- [INPUT ROWS]
● ● ●
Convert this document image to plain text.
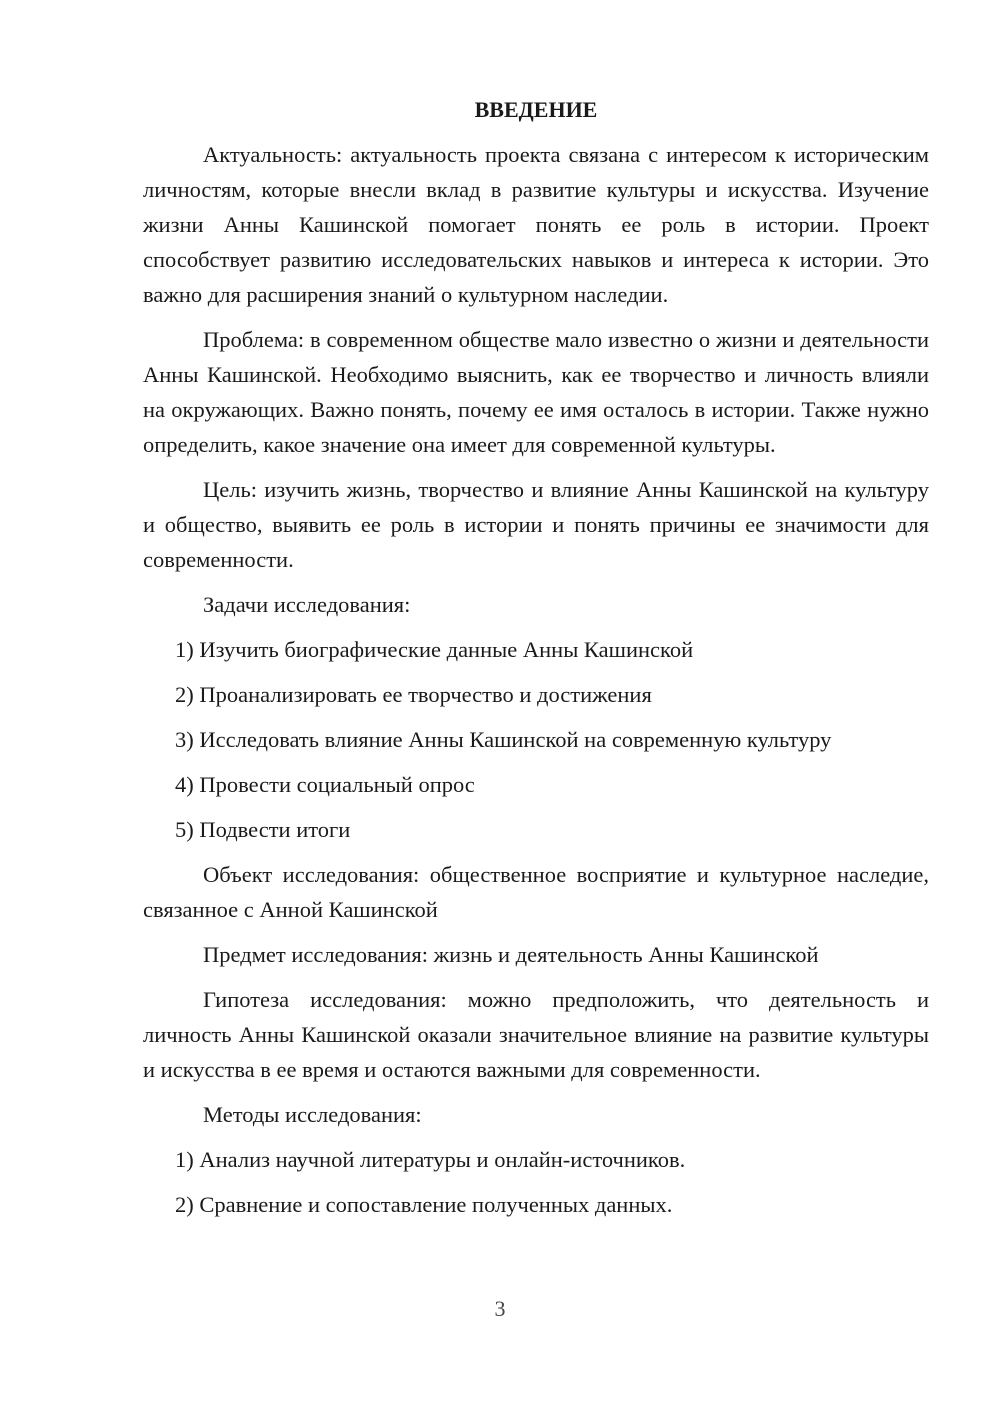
ВВЕДЕНИЕ
Актуальность: актуальность проекта связана с интересом к историческим личностям, которые внесли вклад в развитие культуры и искусства. Изучение жизни Анны Кашинской помогает понять ее роль в истории. Проект способствует развитию исследовательских навыков и интереса к истории. Это важно для расширения знаний о культурном наследии.
Проблема: в современном обществе мало известно о жизни и деятельности Анны Кашинской. Необходимо выяснить, как ее творчество и личность влияли на окружающих. Важно понять, почему ее имя осталось в истории. Также нужно определить, какое значение она имеет для современной культуры.
Цель: изучить жизнь, творчество и влияние Анны Кашинской на культуру и общество, выявить ее роль в истории и понять причины ее значимости для современности.
Задачи исследования:
1) Изучить биографические данные Анны Кашинской
2) Проанализировать ее творчество и достижения
3) Исследовать влияние Анны Кашинской на современную культуру
4) Провести социальный опрос
5) Подвести итоги
Объект исследования: общественное восприятие и культурное наследие, связанное с Анной Кашинской
Предмет исследования: жизнь и деятельность Анны Кашинской
Гипотеза исследования: можно предположить, что деятельность и личность Анны Кашинской оказали значительное влияние на развитие культуры и искусства в ее время и остаются важными для современности.
Методы исследования:
1) Анализ научной литературы и онлайн-источников.
2) Сравнение и сопоставление полученных данных.
3
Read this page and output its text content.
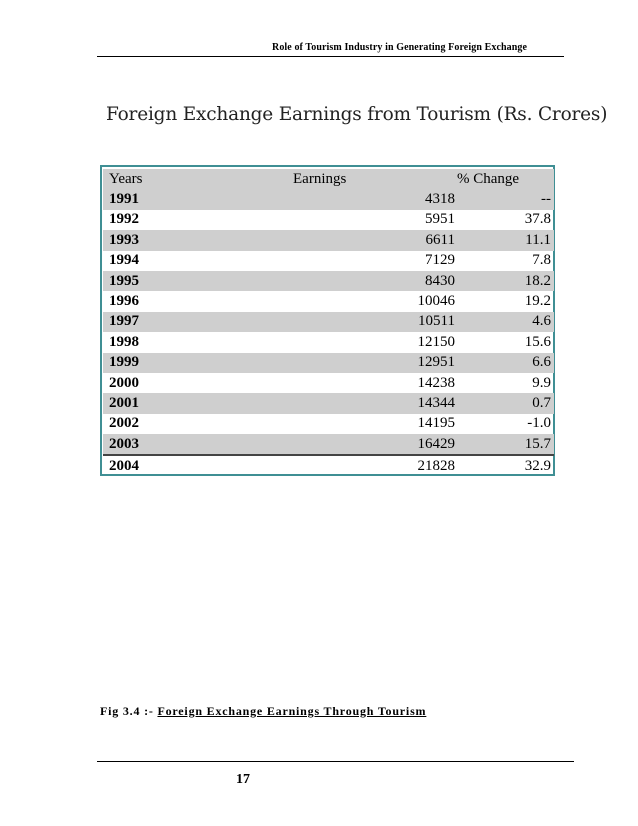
Role of Tourism Industry in Generating Foreign Exchange
Foreign Exchange Earnings from Tourism (Rs. Crores)
Years	Earnings	% Change
1991	4318	--
1992	5951	37.8
1993	6611	11.1
1994	7129	7.8
1995	8430	18.2
1996	10046	19.2
1997	10511	4.6
1998	12150	15.6
1999	12951	6.6
2000	14238	9.9
2001	14344	0.7
2002	14195	-1.0
2003	16429	15.7
2004	21828	32.9
Fig 3.4 :- Foreign Exchange Earnings Through Tourism
17
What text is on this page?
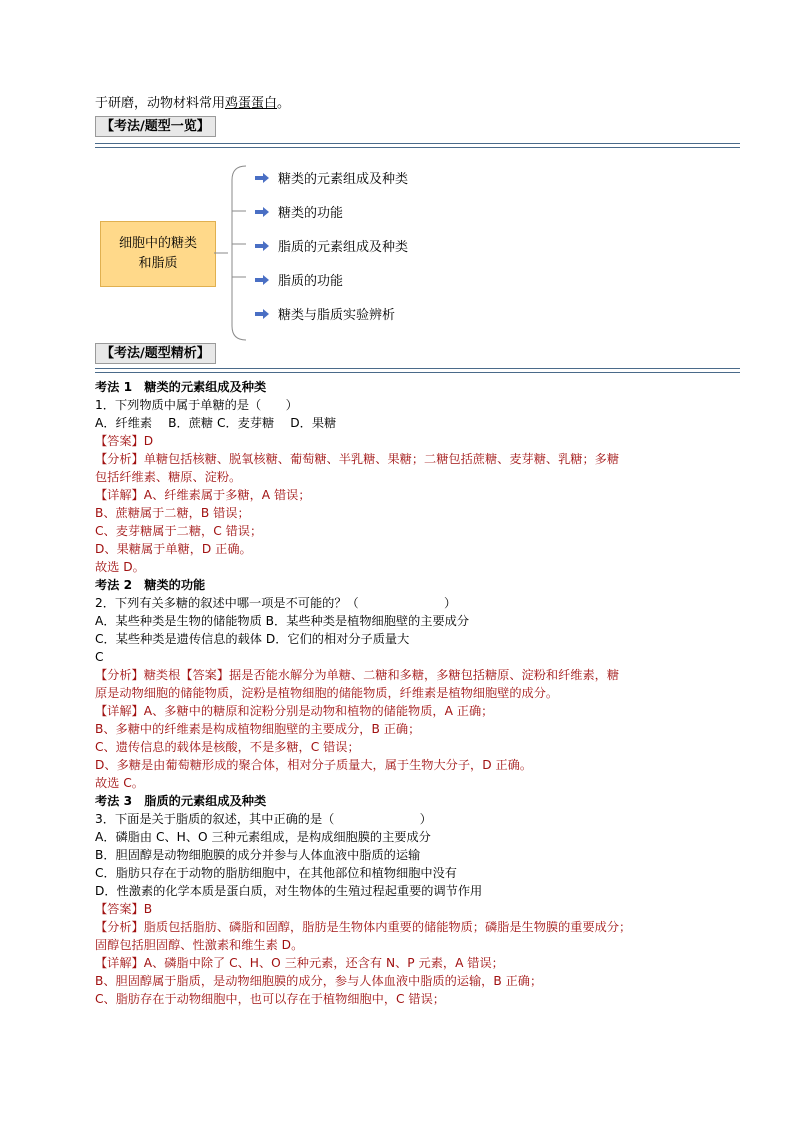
于研磨，动物材料常用鸡蛋蛋白。
【考法/题型一览】
细胞中的糖类
和脂质
糖类的元素组成及种类
糖类的功能
脂质的元素组成及种类
脂质的功能
糖类与脂质实验辨析
【考法/题型精析】
考法 1　糖类的元素组成及种类
1．下列物质中属于单糖的是（　　）
A．纤维素　 B．蔗糖 C．麦芽糖　 D．果糖
【答案】D
【分析】单糖包括核糖、脱氧核糖、葡萄糖、半乳糖、果糖；二糖包括蔗糖、麦芽糖、乳糖；多糖
包括纤维素、糖原、淀粉。
【详解】A、纤维素属于多糖，A 错误；
B、蔗糖属于二糖，B 错误；
C、麦芽糖属于二糖，C 错误；
D、果糖属于单糖，D 正确。
故选 D。
考法 2　糖类的功能
2．下列有关多糖的叙述中哪一项是不可能的？（　　　　　　　）
A．某些种类是生物的储能物质 B．某些种类是植物细胞壁的主要成分
C．某些种类是遗传信息的载体 D．它们的相对分子质量大
C
【分析】糖类根【答案】据是否能水解分为单糖、二糖和多糖，多糖包括糖原、淀粉和纤维素，糖
原是动物细胞的储能物质，淀粉是植物细胞的储能物质，纤维素是植物细胞壁的成分。
【详解】A、多糖中的糖原和淀粉分别是动物和植物的储能物质，A 正确；
B、多糖中的纤维素是构成植物细胞壁的主要成分，B 正确；
C、遗传信息的载体是核酸，不是多糖，C 错误；
D、多糖是由葡萄糖形成的聚合体，相对分子质量大，属于生物大分子，D 正确。
故选 C。
考法 3　脂质的元素组成及种类
3．下面是关于脂质的叙述，其中正确的是（　　　　　　　）
A．磷脂由 C、H、O 三种元素组成，是构成细胞膜的主要成分
B．胆固醇是动物细胞膜的成分并参与人体血液中脂质的运输
C．脂肪只存在于动物的脂肪细胞中，在其他部位和植物细胞中没有
D．性激素的化学本质是蛋白质，对生物体的生殖过程起重要的调节作用
【答案】B
【分析】脂质包括脂肪、磷脂和固醇，脂肪是生物体内重要的储能物质；磷脂是生物膜的重要成分；
固醇包括胆固醇、性激素和维生素 D。
【详解】A、磷脂中除了 C、H、O 三种元素，还含有 N、P 元素，A 错误；
B、胆固醇属于脂质，是动物细胞膜的成分，参与人体血液中脂质的运输，B 正确；
C、脂肪存在于动物细胞中，也可以存在于植物细胞中，C 错误；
● ● ●
- [WHAT IS EXPECTED] Pictures stay out; retype only the lines from the line containing "What text is on this page?" through the end of the listing, inclusive, exactly as they appear.

- [ANSWER BELOW]
What text is on this page?
于研磨，动物材料常用鸡蛋蛋白。
【考法/题型一览】
细胞中的糖类
和脂质
糖类的元素组成及种类
糖类的功能
脂质的元素组成及种类
脂质的功能
糖类与脂质实验辨析
【考法/题型精析】
考法 1　糖类的元素组成及种类
1．下列物质中属于单糖的是（　　）
A．纤维素　 B．蔗糖 C．麦芽糖　 D．果糖
【答案】D
【分析】单糖包括核糖、脱氧核糖、葡萄糖、半乳糖、果糖；二糖包括蔗糖、麦芽糖、乳糖；多糖
包括纤维素、糖原、淀粉。
【详解】A、纤维素属于多糖，A 错误；
B、蔗糖属于二糖，B 错误；
C、麦芽糖属于二糖，C 错误；
D、果糖属于单糖，D 正确。
故选 D。
考法 2　糖类的功能
2．下列有关多糖的叙述中哪一项是不可能的？（　　　　　　　）
A．某些种类是生物的储能物质 B．某些种类是植物细胞壁的主要成分
C．某些种类是遗传信息的载体 D．它们的相对分子质量大
C
【分析】糖类根【答案】据是否能水解分为单糖、二糖和多糖，多糖包括糖原、淀粉和纤维素，糖
原是动物细胞的储能物质，淀粉是植物细胞的储能物质，纤维素是植物细胞壁的成分。
【详解】A、多糖中的糖原和淀粉分别是动物和植物的储能物质，A 正确；
B、多糖中的纤维素是构成植物细胞壁的主要成分，B 正确；
C、遗传信息的载体是核酸，不是多糖，C 错误；
D、多糖是由葡萄糖形成的聚合体，相对分子质量大，属于生物大分子，D 正确。
故选 C。
考法 3　脂质的元素组成及种类
3．下面是关于脂质的叙述，其中正确的是（　　　　　　　）
A．磷脂由 C、H、O 三种元素组成，是构成细胞膜的主要成分
B．胆固醇是动物细胞膜的成分并参与人体血液中脂质的运输
C．脂肪只存在于动物的脂肪细胞中，在其他部位和植物细胞中没有
D．性激素的化学本质是蛋白质，对生物体的生殖过程起重要的调节作用
【答案】B
【分析】脂质包括脂肪、磷脂和固醇，脂肪是生物体内重要的储能物质；磷脂是生物膜的重要成分；
固醇包括胆固醇、性激素和维生素 D。
【详解】A、磷脂中除了 C、H、O 三种元素，还含有 N、P 元素，A 错误；
B、胆固醇属于脂质，是动物细胞膜的成分，参与人体血液中脂质的运输，B 正确；
C、脂肪存在于动物细胞中，也可以存在于植物细胞中，C 错误；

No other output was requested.